** Start **
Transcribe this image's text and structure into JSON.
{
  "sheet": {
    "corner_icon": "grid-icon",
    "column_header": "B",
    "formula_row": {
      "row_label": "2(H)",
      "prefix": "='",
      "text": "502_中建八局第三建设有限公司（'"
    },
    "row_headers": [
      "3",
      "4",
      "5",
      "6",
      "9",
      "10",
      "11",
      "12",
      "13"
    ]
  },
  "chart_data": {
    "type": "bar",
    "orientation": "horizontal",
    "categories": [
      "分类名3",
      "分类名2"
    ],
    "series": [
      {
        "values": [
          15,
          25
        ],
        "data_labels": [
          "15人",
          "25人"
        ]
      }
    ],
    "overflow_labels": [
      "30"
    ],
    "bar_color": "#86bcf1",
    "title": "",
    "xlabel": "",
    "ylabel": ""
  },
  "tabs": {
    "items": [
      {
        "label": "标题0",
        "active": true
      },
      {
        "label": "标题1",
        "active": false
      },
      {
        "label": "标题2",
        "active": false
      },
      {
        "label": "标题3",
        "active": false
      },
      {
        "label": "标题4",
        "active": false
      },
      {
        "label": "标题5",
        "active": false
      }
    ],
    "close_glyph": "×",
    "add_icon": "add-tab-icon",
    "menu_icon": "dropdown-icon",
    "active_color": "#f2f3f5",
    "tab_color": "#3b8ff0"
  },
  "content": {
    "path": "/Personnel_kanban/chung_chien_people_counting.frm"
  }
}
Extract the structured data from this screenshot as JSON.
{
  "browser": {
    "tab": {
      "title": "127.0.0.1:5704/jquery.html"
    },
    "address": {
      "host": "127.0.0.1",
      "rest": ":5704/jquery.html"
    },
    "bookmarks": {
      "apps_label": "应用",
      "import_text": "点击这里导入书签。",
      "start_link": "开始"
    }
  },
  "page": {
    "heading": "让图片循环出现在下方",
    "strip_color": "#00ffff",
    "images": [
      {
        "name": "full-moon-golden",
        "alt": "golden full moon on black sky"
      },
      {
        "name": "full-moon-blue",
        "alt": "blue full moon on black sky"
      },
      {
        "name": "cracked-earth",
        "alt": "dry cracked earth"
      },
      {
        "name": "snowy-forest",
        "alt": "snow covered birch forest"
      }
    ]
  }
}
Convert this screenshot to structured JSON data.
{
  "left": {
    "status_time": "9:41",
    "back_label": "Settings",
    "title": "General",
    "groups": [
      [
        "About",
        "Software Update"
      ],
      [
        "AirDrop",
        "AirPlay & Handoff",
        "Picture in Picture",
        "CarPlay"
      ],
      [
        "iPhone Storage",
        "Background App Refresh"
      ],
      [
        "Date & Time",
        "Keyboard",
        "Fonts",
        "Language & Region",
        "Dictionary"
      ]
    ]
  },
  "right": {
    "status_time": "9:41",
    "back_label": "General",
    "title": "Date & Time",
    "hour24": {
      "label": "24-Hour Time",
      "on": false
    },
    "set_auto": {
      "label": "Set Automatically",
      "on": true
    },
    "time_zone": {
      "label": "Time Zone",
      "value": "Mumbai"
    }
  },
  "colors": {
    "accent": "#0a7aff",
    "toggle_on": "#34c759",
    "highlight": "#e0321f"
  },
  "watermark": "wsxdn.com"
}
** End **
Each entry above is to be quoted exactly.

Transcribe this image's text and structure into JSON.
{
  "sheet": {
    "corner_icon": "grid-icon",
    "column_header": "B",
    "formula_row": {
      "row_label": "2(H)",
      "prefix": "='",
      "text": "502_中建八局第三建设有限公司（'"
    },
    "row_headers": [
      "3",
      "4",
      "5",
      "6",
      "9",
      "10",
      "11",
      "12",
      "13"
    ]
  },
  "chart_data": {
    "type": "bar",
    "orientation": "horizontal",
    "categories": [
      "分类名3",
      "分类名2"
    ],
    "series": [
      {
        "values": [
          15,
          25
        ],
        "data_labels": [
          "15人",
          "25人"
        ]
      }
    ],
    "overflow_labels": [
      "30"
    ],
    "bar_color": "#86bcf1",
    "title": "",
    "xlabel": "",
    "ylabel": ""
  },
  "tabs": {
    "items": [
      {
        "label": "标题0",
        "active": true
      },
      {
        "label": "标题1",
        "active": false
      },
      {
        "label": "标题2",
        "active": false
      },
      {
        "label": "标题3",
        "active": false
      },
      {
        "label": "标题4",
        "active": false
      },
      {
        "label": "标题5",
        "active": false
      }
    ],
    "close_glyph": "×",
    "add_icon": "add-tab-icon",
    "menu_icon": "dropdown-icon",
    "active_color": "#f2f3f5",
    "tab_color": "#3b8ff0"
  },
  "content": {
    "path": "/Personnel_kanban/chung_chien_people_counting.frm"
  }
}
Extract the structured data from this screenshot as JSON.
{
  "browser": {
    "tab": {
      "title": "127.0.0.1:5704/jquery.html"
    },
    "address": {
      "host": "127.0.0.1",
      "rest": ":5704/jquery.html"
    },
    "bookmarks": {
      "apps_label": "应用",
      "import_text": "点击这里导入书签。",
      "start_link": "开始"
    }
  },
  "page": {
    "heading": "让图片循环出现在下方",
    "strip_color": "#00ffff",
    "images": [
      {
        "name": "full-moon-golden",
        "alt": "golden full moon on black sky"
      },
      {
        "name": "full-moon-blue",
        "alt": "blue full moon on black sky"
      },
      {
        "name": "cracked-earth",
        "alt": "dry cracked earth"
      },
      {
        "name": "snowy-forest",
        "alt": "snow covered birch forest"
      }
    ]
  }
}
Convert this screenshot to structured JSON data.
{
  "left": {
    "status_time": "9:41",
    "back_label": "Settings",
    "title": "General",
    "groups": [
      [
        "About",
        "Software Update"
      ],
      [
        "AirDrop",
        "AirPlay & Handoff",
        "Picture in Picture",
        "CarPlay"
      ],
      [
        "iPhone Storage",
        "Background App Refresh"
      ],
      [
        "Date & Time",
        "Keyboard",
        "Fonts",
        "Language & Region",
        "Dictionary"
      ]
    ]
  },
  "right": {
    "status_time": "9:41",
    "back_label": "General",
    "title": "Date & Time",
    "hour24": {
      "label": "24-Hour Time",
      "on": false
    },
    "set_auto": {
      "label": "Set Automatically",
      "on": true
    },
    "time_zone": {
      "label": "Time Zone",
      "value": "Mumbai"
    }
  },
  "colors": {
    "accent": "#0a7aff",
    "toggle_on": "#34c759",
    "highlight": "#e0321f"
  },
  "watermark": "wsxdn.com"
}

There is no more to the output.